◆ Description of the task ◆
Give the lines from the one containing "Decompose this screenshot" up to and including the one containing "localize all elements." as a numbered list, skipping blank lines and leaving out the pictures.
# Start of Extracted material
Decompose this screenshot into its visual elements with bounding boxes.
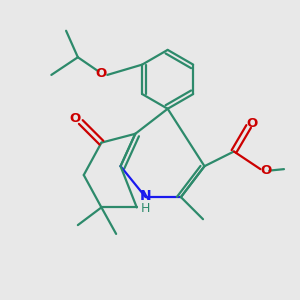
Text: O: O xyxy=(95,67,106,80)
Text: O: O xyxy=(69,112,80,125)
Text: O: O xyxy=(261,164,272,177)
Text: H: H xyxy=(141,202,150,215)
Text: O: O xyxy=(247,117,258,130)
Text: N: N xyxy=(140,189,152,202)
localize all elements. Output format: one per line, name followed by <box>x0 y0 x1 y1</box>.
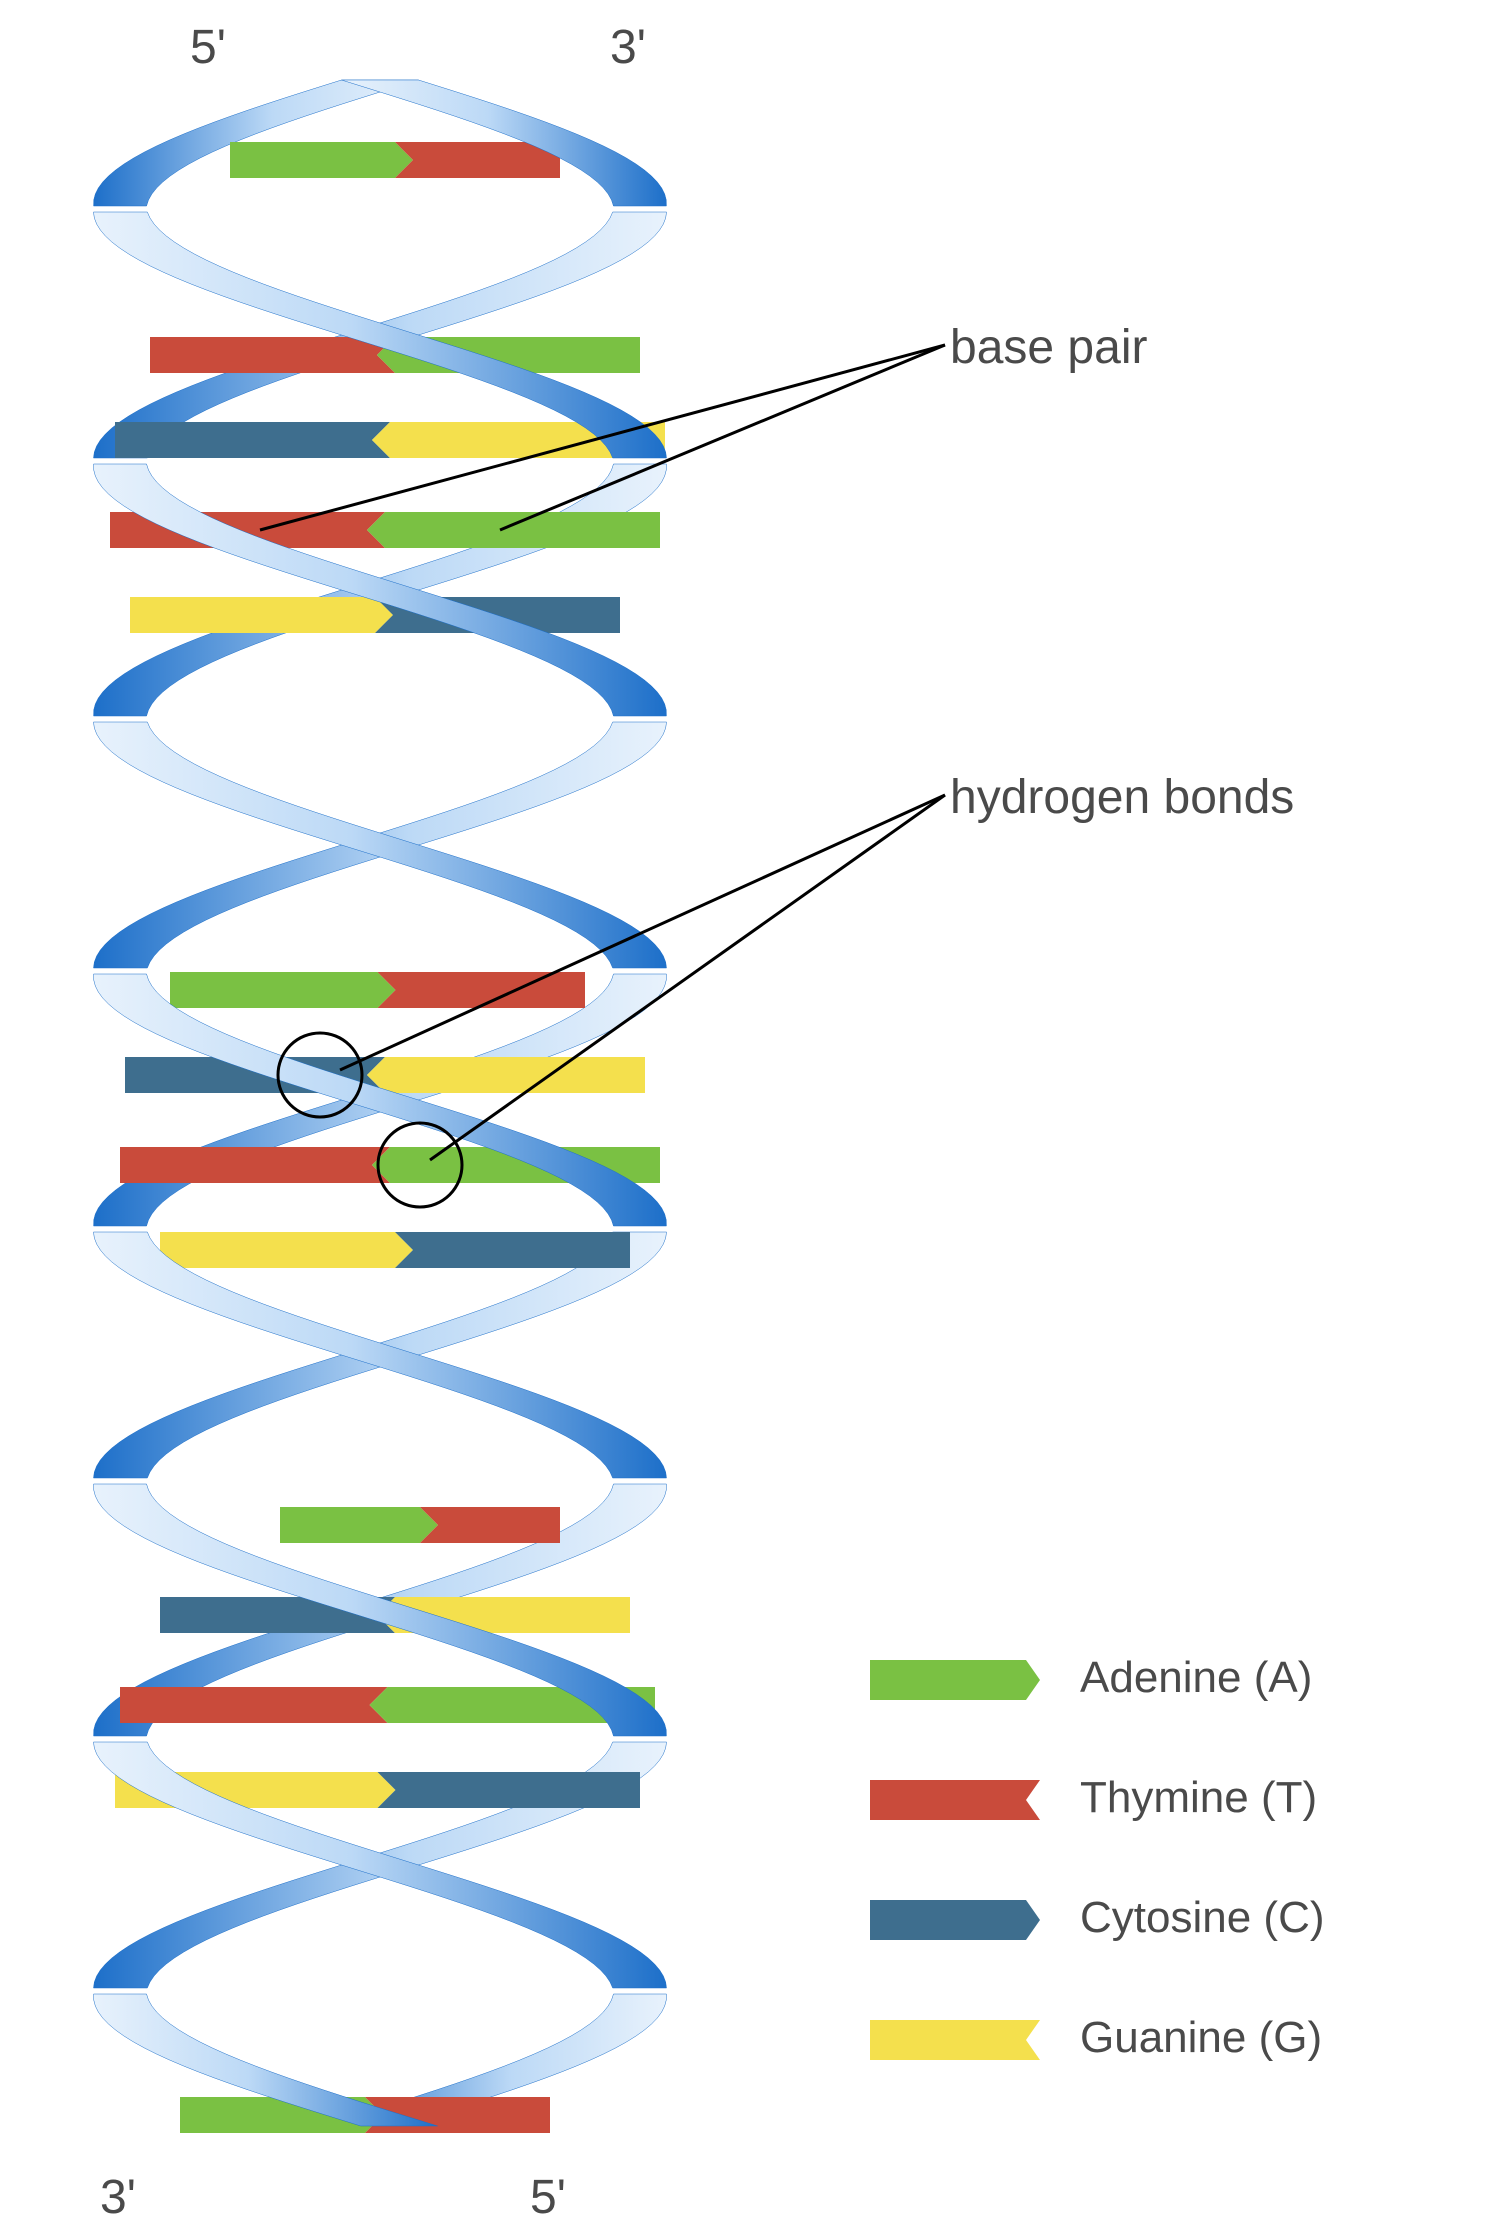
# End of Extracted material
# Start of Extracted material
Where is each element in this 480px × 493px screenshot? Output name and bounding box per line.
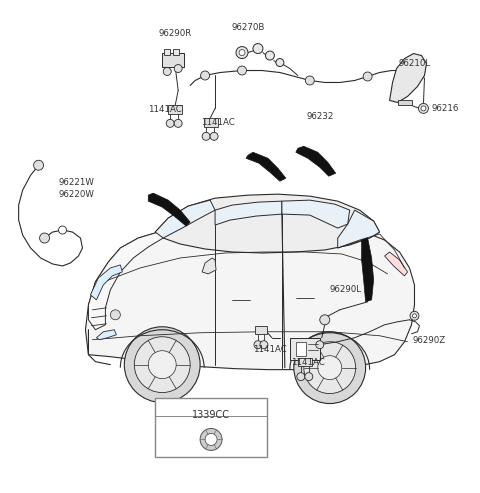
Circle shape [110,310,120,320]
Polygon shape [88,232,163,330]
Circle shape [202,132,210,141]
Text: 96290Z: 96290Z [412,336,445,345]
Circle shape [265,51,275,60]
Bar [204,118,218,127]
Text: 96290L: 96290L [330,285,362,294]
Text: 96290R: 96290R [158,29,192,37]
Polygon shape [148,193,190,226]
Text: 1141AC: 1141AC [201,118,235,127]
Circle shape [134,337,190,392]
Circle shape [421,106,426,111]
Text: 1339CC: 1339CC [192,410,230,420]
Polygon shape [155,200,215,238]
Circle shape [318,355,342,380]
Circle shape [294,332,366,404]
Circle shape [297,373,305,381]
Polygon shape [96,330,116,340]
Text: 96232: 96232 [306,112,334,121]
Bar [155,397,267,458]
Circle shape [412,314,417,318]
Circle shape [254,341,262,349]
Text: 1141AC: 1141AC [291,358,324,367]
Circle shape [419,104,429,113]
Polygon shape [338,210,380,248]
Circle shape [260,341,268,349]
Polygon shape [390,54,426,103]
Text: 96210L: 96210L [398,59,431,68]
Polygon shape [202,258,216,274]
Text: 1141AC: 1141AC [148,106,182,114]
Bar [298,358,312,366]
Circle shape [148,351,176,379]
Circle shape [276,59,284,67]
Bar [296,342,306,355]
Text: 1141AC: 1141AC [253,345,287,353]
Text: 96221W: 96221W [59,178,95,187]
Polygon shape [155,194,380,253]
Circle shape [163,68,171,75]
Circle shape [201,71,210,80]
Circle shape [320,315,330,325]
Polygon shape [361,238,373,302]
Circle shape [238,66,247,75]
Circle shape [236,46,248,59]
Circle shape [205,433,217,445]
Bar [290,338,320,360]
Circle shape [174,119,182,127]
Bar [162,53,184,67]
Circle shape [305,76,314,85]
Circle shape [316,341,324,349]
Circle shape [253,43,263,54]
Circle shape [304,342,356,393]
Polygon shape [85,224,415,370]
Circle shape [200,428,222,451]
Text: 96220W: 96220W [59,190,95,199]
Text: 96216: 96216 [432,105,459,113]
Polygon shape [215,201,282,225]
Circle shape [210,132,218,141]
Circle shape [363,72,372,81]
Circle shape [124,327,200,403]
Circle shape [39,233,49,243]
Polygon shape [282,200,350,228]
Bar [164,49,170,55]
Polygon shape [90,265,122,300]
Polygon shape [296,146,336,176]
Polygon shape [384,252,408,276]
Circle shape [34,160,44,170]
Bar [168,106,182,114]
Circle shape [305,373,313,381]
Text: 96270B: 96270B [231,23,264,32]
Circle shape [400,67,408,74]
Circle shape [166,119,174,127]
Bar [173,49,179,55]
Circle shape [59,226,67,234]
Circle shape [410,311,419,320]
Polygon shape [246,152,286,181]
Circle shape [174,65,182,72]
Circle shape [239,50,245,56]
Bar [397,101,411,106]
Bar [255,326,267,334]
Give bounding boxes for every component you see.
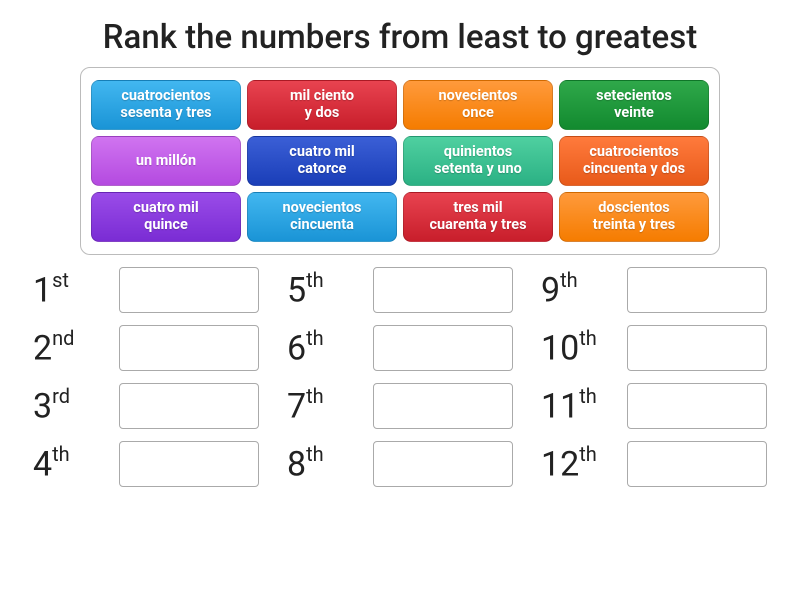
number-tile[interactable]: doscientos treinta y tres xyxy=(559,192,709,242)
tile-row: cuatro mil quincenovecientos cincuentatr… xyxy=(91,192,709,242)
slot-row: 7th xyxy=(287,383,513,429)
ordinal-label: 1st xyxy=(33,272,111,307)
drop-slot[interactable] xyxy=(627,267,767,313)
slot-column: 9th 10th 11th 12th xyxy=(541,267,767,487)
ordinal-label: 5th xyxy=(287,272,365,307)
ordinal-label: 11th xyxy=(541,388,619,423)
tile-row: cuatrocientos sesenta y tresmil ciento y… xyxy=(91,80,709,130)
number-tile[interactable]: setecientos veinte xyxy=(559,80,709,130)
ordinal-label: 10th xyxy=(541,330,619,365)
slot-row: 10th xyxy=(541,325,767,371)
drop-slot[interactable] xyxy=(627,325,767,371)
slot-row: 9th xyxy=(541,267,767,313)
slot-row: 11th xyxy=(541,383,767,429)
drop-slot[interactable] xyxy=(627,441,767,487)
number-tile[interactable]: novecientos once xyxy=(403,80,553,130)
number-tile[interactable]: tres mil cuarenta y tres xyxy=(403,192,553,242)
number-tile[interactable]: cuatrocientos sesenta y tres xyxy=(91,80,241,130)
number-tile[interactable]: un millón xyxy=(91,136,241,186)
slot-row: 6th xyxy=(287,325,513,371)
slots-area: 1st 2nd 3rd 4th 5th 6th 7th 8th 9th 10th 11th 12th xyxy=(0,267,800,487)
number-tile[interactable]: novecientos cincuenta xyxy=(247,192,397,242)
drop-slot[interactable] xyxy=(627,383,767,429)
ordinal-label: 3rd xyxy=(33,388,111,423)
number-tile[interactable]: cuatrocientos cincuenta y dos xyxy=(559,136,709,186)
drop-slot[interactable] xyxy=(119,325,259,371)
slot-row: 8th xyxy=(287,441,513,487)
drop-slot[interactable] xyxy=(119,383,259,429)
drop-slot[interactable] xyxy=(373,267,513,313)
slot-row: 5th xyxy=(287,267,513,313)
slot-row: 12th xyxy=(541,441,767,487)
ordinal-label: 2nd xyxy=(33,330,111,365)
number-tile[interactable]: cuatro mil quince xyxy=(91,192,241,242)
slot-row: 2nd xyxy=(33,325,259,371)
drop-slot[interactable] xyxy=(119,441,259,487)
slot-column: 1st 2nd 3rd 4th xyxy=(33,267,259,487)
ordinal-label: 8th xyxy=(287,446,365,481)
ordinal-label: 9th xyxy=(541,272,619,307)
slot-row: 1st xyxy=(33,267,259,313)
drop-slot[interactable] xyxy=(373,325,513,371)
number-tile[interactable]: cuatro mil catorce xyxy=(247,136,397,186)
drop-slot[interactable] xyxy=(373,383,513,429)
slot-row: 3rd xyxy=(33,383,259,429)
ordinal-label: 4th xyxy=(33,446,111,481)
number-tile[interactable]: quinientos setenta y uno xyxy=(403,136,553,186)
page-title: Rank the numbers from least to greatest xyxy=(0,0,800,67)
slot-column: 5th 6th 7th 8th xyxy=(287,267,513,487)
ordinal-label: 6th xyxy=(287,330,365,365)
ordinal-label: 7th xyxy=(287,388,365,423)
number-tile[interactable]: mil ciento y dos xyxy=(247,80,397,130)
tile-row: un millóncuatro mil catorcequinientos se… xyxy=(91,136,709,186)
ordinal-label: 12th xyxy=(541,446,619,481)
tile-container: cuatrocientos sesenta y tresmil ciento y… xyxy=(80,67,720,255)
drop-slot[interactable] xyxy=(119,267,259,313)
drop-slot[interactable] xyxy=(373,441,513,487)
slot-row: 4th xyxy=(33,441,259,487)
# End of Extracted material
◆ Exercise result ◆
1. Decompose this screenshot into its visual elements with bounding boxes.
2. Text: O: O xyxy=(95,67,106,80)
3. Text: O: O xyxy=(69,112,80,125)
4. Text: O: O xyxy=(261,164,272,177)
5. Text: H: H xyxy=(141,202,150,215)
6. Text: O: O xyxy=(247,117,258,130)
7. Text: N: N xyxy=(140,189,152,202)
8. localize all elements. Output format: one per line, name followed by <box>x0 y0 x1 y1</box>.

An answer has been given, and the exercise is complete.